What is asked:
Filter out everything except lines holding "city".

━━━━━ Data provided ━━━━━

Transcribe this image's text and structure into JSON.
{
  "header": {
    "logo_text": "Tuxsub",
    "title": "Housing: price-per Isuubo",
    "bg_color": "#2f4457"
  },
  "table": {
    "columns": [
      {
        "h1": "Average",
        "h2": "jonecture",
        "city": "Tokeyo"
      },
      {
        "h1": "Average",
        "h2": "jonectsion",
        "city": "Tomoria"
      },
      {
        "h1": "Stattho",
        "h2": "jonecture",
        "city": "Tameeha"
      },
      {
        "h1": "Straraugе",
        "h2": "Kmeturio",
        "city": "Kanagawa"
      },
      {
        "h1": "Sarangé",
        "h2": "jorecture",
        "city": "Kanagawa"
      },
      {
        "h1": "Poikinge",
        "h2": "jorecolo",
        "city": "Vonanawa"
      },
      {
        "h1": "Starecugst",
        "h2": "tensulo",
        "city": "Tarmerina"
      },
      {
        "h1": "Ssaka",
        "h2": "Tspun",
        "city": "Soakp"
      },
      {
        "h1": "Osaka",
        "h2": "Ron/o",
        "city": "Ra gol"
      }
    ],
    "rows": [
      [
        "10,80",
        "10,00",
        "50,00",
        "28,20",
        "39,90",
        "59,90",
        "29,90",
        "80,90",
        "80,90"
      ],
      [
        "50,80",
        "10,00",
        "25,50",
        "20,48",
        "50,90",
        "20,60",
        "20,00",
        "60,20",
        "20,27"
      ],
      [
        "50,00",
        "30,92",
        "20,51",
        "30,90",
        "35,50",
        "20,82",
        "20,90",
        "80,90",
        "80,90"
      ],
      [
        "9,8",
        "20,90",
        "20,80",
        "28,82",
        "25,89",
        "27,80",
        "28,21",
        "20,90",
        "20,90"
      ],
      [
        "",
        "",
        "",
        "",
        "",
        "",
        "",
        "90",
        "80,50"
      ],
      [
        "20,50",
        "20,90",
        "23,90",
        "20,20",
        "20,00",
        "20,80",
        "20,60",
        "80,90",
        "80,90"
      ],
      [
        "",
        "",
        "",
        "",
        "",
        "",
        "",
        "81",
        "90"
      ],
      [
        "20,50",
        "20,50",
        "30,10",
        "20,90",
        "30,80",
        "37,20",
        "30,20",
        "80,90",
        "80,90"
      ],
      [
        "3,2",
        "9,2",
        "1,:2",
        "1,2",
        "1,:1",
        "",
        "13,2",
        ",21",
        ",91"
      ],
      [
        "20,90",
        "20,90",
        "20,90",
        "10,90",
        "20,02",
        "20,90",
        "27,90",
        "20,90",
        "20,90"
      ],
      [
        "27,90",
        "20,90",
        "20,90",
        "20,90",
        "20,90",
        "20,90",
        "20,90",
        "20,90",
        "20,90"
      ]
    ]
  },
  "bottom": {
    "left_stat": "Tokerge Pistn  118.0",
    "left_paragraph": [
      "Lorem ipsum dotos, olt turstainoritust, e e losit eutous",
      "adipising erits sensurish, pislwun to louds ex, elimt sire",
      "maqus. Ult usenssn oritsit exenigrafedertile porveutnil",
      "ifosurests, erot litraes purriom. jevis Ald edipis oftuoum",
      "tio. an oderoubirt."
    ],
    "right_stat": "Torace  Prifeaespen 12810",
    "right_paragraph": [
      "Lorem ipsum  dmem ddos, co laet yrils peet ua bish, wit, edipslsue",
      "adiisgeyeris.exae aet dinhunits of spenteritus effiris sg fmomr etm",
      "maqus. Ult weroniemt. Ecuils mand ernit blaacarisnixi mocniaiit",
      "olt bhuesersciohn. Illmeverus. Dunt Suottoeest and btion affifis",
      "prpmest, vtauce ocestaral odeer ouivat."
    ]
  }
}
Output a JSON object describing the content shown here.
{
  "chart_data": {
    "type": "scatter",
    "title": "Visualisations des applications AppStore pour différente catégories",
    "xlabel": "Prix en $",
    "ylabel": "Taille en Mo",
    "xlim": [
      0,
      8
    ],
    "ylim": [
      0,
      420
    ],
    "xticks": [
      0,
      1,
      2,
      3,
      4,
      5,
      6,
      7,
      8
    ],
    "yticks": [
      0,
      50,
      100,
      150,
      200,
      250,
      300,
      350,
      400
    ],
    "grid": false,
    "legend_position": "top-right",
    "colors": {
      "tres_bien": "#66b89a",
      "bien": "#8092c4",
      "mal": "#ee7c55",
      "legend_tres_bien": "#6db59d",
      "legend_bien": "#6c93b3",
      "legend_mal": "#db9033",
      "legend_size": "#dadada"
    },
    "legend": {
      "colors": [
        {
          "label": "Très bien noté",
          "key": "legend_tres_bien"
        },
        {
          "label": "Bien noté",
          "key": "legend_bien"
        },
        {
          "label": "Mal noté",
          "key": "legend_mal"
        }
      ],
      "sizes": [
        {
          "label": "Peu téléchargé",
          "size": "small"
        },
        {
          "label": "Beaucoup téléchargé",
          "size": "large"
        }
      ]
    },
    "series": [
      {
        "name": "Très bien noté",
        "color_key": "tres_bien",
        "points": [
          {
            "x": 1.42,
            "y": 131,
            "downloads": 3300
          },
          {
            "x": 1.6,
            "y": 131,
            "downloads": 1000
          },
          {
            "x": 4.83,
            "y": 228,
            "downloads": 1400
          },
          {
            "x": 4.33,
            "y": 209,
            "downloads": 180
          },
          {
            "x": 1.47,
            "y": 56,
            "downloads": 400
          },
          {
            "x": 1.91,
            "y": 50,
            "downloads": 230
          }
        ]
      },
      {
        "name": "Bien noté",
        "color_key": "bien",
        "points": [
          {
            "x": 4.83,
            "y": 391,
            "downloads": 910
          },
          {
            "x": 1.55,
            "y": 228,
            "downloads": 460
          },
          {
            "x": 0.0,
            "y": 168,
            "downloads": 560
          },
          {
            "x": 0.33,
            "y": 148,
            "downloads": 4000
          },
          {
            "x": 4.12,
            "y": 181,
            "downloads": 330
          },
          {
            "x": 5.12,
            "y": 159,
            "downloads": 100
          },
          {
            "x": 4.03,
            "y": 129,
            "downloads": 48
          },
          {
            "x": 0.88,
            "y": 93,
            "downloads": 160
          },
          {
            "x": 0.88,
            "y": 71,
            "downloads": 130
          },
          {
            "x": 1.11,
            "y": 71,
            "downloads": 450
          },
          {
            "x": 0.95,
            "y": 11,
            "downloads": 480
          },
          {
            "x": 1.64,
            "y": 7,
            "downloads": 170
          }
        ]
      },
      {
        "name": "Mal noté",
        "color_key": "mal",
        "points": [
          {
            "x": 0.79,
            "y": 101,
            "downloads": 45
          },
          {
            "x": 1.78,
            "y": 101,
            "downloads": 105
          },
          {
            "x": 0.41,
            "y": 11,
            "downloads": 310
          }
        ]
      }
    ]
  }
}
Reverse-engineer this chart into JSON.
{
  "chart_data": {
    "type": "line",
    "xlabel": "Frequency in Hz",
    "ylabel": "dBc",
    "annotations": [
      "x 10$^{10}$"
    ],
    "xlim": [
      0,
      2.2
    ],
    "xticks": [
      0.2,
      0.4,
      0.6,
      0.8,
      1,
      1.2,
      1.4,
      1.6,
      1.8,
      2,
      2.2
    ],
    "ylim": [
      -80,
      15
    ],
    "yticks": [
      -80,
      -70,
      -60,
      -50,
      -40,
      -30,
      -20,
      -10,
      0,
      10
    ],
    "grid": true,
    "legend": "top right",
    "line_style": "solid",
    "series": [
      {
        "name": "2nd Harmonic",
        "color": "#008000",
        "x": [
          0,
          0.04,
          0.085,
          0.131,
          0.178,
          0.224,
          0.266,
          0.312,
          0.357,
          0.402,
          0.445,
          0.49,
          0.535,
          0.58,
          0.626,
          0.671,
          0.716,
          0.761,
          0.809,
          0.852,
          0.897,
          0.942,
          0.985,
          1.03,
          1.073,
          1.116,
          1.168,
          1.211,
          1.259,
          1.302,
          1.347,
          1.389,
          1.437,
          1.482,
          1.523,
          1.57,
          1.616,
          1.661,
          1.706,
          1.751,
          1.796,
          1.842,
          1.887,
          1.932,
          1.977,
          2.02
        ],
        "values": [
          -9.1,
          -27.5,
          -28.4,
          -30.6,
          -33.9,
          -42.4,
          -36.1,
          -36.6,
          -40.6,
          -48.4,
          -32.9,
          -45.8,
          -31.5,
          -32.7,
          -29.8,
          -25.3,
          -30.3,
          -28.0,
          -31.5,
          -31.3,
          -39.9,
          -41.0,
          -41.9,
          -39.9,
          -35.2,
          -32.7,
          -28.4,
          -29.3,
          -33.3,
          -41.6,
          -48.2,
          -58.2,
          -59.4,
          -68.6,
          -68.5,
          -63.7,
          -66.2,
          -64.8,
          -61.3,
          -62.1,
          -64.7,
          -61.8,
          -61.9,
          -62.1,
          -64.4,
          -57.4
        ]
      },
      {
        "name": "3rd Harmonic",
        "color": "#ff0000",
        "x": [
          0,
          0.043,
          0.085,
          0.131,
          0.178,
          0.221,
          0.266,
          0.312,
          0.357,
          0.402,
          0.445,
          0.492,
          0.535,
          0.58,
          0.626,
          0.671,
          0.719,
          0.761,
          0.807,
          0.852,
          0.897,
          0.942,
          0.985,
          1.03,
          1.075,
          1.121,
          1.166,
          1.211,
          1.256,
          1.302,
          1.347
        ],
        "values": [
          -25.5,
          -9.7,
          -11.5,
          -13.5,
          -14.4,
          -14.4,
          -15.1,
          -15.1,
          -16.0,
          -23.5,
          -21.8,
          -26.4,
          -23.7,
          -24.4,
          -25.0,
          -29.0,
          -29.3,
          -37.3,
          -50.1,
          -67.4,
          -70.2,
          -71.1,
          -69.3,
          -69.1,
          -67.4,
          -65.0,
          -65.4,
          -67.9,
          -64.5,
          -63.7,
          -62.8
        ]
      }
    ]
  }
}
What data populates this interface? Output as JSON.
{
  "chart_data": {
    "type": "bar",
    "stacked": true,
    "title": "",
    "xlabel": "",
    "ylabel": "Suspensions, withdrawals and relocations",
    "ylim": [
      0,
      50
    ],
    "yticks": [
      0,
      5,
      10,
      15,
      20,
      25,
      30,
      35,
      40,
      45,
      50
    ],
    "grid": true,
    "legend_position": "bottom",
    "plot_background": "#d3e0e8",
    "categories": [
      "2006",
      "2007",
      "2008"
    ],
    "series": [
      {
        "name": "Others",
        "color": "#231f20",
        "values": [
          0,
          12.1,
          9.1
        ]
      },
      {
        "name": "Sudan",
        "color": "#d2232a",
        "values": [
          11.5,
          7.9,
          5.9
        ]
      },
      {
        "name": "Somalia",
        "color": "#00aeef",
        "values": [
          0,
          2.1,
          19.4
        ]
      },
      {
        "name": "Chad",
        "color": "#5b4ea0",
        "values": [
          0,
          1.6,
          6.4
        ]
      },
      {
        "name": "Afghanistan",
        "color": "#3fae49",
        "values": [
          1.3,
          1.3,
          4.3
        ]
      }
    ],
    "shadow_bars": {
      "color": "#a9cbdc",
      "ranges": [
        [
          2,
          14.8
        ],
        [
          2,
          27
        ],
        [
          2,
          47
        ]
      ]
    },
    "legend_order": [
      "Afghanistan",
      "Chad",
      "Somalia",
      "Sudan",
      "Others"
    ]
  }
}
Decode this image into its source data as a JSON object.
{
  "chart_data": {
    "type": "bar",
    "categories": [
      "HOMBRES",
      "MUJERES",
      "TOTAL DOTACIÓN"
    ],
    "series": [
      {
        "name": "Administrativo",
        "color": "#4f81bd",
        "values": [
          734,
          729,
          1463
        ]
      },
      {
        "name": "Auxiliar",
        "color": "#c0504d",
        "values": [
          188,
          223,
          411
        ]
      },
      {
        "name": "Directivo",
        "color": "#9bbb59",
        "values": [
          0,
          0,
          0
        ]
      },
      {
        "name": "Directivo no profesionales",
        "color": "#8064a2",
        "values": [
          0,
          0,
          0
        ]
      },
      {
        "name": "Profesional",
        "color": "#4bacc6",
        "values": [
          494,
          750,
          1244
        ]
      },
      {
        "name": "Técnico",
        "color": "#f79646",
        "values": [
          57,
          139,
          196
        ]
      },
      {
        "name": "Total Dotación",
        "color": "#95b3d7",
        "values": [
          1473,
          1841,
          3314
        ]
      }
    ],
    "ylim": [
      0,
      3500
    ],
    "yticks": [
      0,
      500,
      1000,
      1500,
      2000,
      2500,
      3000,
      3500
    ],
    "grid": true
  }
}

━━━━━

The reply:
        "city": "Tokeyo"
        "city": "Tomoria"
        "city": "Tameeha"
        "city": "Kanagawa"
        "city": "Kanagawa"
        "city": "Vonanawa"
        "city": "Tarmerina"
        "city": "Soakp"
        "city": "Ra gol"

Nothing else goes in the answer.